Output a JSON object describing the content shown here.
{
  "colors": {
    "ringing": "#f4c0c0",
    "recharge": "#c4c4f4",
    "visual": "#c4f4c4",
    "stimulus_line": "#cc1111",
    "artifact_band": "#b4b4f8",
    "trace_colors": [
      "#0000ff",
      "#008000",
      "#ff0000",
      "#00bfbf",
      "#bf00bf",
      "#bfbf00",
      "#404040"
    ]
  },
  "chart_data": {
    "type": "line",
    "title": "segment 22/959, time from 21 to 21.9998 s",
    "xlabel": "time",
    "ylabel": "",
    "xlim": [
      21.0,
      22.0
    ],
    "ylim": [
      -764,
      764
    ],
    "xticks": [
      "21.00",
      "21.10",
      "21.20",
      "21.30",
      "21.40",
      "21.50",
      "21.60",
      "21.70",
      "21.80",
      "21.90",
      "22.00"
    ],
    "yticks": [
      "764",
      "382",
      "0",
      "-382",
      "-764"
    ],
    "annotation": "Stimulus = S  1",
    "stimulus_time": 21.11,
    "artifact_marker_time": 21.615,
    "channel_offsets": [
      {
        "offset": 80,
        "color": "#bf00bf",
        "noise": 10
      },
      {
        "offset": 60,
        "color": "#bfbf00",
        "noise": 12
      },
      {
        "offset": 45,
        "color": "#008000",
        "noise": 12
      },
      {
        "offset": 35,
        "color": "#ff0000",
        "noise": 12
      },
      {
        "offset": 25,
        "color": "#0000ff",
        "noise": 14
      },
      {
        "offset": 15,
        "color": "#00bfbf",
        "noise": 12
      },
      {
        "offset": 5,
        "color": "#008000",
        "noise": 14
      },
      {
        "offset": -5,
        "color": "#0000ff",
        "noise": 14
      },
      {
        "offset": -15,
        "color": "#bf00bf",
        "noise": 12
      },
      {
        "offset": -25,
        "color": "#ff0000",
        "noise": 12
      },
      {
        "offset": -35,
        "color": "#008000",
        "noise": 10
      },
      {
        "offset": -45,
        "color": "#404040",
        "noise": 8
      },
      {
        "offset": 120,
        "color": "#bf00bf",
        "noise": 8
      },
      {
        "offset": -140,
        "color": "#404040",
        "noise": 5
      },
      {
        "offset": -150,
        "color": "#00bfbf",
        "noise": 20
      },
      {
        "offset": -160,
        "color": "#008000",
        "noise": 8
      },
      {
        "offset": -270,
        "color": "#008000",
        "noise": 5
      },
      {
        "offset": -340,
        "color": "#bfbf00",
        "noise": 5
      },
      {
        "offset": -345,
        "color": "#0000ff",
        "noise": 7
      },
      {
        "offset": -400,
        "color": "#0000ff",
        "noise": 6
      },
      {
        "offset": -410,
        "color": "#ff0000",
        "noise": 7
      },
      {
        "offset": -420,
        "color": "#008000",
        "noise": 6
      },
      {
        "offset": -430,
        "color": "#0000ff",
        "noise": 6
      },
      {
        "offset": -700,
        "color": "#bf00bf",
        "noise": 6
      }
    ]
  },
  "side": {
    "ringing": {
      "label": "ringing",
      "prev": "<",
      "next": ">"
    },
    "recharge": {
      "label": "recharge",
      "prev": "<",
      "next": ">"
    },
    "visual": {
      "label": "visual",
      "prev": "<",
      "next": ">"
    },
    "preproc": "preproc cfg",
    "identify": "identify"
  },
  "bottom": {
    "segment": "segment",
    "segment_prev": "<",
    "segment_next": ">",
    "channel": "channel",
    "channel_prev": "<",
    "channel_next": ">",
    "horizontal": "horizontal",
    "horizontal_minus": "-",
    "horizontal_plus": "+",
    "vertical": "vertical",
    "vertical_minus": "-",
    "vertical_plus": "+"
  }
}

● ● ●

● **PROMPT**: Transcribe the material exactly as it reads.

● **REPLY TO THE TASK**:
Output a JSON object describing the content shown here.
{
  "colors": {
    "ringing": "#f4c0c0",
    "recharge": "#c4c4f4",
    "visual": "#c4f4c4",
    "stimulus_line": "#cc1111",
    "artifact_band": "#b4b4f8",
    "trace_colors": [
      "#0000ff",
      "#008000",
      "#ff0000",
      "#00bfbf",
      "#bf00bf",
      "#bfbf00",
      "#404040"
    ]
  },
  "chart_data": {
    "type": "line",
    "title": "segment 22/959, time from 21 to 21.9998 s",
    "xlabel": "time",
    "ylabel": "",
    "xlim": [
      21.0,
      22.0
    ],
    "ylim": [
      -764,
      764
    ],
    "xticks": [
      "21.00",
      "21.10",
      "21.20",
      "21.30",
      "21.40",
      "21.50",
      "21.60",
      "21.70",
      "21.80",
      "21.90",
      "22.00"
    ],
    "yticks": [
      "764",
      "382",
      "0",
      "-382",
      "-764"
    ],
    "annotation": "Stimulus = S  1",
    "stimulus_time": 21.11,
    "artifact_marker_time": 21.615,
    "channel_offsets": [
      {
        "offset": 80,
        "color": "#bf00bf",
        "noise": 10
      },
      {
        "offset": 60,
        "color": "#bfbf00",
        "noise": 12
      },
      {
        "offset": 45,
        "color": "#008000",
        "noise": 12
      },
      {
        "offset": 35,
        "color": "#ff0000",
        "noise": 12
      },
      {
        "offset": 25,
        "color": "#0000ff",
        "noise": 14
      },
      {
        "offset": 15,
        "color": "#00bfbf",
        "noise": 12
      },
      {
        "offset": 5,
        "color": "#008000",
        "noise": 14
      },
      {
        "offset": -5,
        "color": "#0000ff",
        "noise": 14
      },
      {
        "offset": -15,
        "color": "#bf00bf",
        "noise": 12
      },
      {
        "offset": -25,
        "color": "#ff0000",
        "noise": 12
      },
      {
        "offset": -35,
        "color": "#008000",
        "noise": 10
      },
      {
        "offset": -45,
        "color": "#404040",
        "noise": 8
      },
      {
        "offset": 120,
        "color": "#bf00bf",
        "noise": 8
      },
      {
        "offset": -140,
        "color": "#404040",
        "noise": 5
      },
      {
        "offset": -150,
        "color": "#00bfbf",
        "noise": 20
      },
      {
        "offset": -160,
        "color": "#008000",
        "noise": 8
      },
      {
        "offset": -270,
        "color": "#008000",
        "noise": 5
      },
      {
        "offset": -340,
        "color": "#bfbf00",
        "noise": 5
      },
      {
        "offset": -345,
        "color": "#0000ff",
        "noise": 7
      },
      {
        "offset": -400,
        "color": "#0000ff",
        "noise": 6
      },
      {
        "offset": -410,
        "color": "#ff0000",
        "noise": 7
      },
      {
        "offset": -420,
        "color": "#008000",
        "noise": 6
      },
      {
        "offset": -430,
        "color": "#0000ff",
        "noise": 6
      },
      {
        "offset": -700,
        "color": "#bf00bf",
        "noise": 6
      }
    ]
  },
  "side": {
    "ringing": {
      "label": "ringing",
      "prev": "<",
      "next": ">"
    },
    "recharge": {
      "label": "recharge",
      "prev": "<",
      "next": ">"
    },
    "visual": {
      "label": "visual",
      "prev": "<",
      "next": ">"
    },
    "preproc": "preproc cfg",
    "identify": "identify"
  },
  "bottom": {
    "segment": "segment",
    "segment_prev": "<",
    "segment_next": ">",
    "channel": "channel",
    "channel_prev": "<",
    "channel_next": ">",
    "horizontal": "horizontal",
    "horizontal_minus": "-",
    "horizontal_plus": "+",
    "vertical": "vertical",
    "vertical_minus": "-",
    "vertical_plus": "+"
  }
}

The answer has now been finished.